* Given entries:
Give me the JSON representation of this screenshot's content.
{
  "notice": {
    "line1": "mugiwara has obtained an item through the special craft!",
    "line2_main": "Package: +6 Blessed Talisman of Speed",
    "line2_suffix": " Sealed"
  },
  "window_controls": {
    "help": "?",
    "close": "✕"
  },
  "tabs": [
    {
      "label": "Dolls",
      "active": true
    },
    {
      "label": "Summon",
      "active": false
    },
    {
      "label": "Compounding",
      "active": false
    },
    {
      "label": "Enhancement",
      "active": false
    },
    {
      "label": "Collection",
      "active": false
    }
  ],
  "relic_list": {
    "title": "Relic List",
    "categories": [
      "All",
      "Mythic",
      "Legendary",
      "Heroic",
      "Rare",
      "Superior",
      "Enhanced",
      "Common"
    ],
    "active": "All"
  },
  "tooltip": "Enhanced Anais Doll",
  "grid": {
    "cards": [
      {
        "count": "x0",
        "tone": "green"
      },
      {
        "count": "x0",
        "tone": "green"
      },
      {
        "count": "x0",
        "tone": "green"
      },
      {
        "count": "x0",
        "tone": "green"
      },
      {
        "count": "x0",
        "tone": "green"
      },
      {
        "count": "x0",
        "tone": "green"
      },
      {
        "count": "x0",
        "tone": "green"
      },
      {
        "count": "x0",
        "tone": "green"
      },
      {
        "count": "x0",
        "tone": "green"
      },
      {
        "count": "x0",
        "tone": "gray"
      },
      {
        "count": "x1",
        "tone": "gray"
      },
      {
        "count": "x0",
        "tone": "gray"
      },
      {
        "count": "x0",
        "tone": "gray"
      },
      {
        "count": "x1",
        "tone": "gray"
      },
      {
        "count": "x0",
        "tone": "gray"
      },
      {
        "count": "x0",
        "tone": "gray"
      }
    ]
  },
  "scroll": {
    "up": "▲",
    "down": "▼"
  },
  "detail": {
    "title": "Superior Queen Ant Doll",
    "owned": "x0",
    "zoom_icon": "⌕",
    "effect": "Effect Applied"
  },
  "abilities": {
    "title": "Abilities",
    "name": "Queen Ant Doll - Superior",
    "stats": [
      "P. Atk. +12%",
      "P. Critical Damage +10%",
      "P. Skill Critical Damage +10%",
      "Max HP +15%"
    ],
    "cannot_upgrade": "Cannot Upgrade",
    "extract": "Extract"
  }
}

* Your instructions:
Please set down the whole listing above without altering a single line.

* Task response:
Give me the JSON representation of this screenshot's content.
{
  "notice": {
    "line1": "mugiwara has obtained an item through the special craft!",
    "line2_main": "Package: +6 Blessed Talisman of Speed",
    "line2_suffix": " Sealed"
  },
  "window_controls": {
    "help": "?",
    "close": "✕"
  },
  "tabs": [
    {
      "label": "Dolls",
      "active": true
    },
    {
      "label": "Summon",
      "active": false
    },
    {
      "label": "Compounding",
      "active": false
    },
    {
      "label": "Enhancement",
      "active": false
    },
    {
      "label": "Collection",
      "active": false
    }
  ],
  "relic_list": {
    "title": "Relic List",
    "categories": [
      "All",
      "Mythic",
      "Legendary",
      "Heroic",
      "Rare",
      "Superior",
      "Enhanced",
      "Common"
    ],
    "active": "All"
  },
  "tooltip": "Enhanced Anais Doll",
  "grid": {
    "cards": [
      {
        "count": "x0",
        "tone": "green"
      },
      {
        "count": "x0",
        "tone": "green"
      },
      {
        "count": "x0",
        "tone": "green"
      },
      {
        "count": "x0",
        "tone": "green"
      },
      {
        "count": "x0",
        "tone": "green"
      },
      {
        "count": "x0",
        "tone": "green"
      },
      {
        "count": "x0",
        "tone": "green"
      },
      {
        "count": "x0",
        "tone": "green"
      },
      {
        "count": "x0",
        "tone": "green"
      },
      {
        "count": "x0",
        "tone": "gray"
      },
      {
        "count": "x1",
        "tone": "gray"
      },
      {
        "count": "x0",
        "tone": "gray"
      },
      {
        "count": "x0",
        "tone": "gray"
      },
      {
        "count": "x1",
        "tone": "gray"
      },
      {
        "count": "x0",
        "tone": "gray"
      },
      {
        "count": "x0",
        "tone": "gray"
      }
    ]
  },
  "scroll": {
    "up": "▲",
    "down": "▼"
  },
  "detail": {
    "title": "Superior Queen Ant Doll",
    "owned": "x0",
    "zoom_icon": "⌕",
    "effect": "Effect Applied"
  },
  "abilities": {
    "title": "Abilities",
    "name": "Queen Ant Doll - Superior",
    "stats": [
      "P. Atk. +12%",
      "P. Critical Damage +10%",
      "P. Skill Critical Damage +10%",
      "Max HP +15%"
    ],
    "cannot_upgrade": "Cannot Upgrade",
    "extract": "Extract"
  }
}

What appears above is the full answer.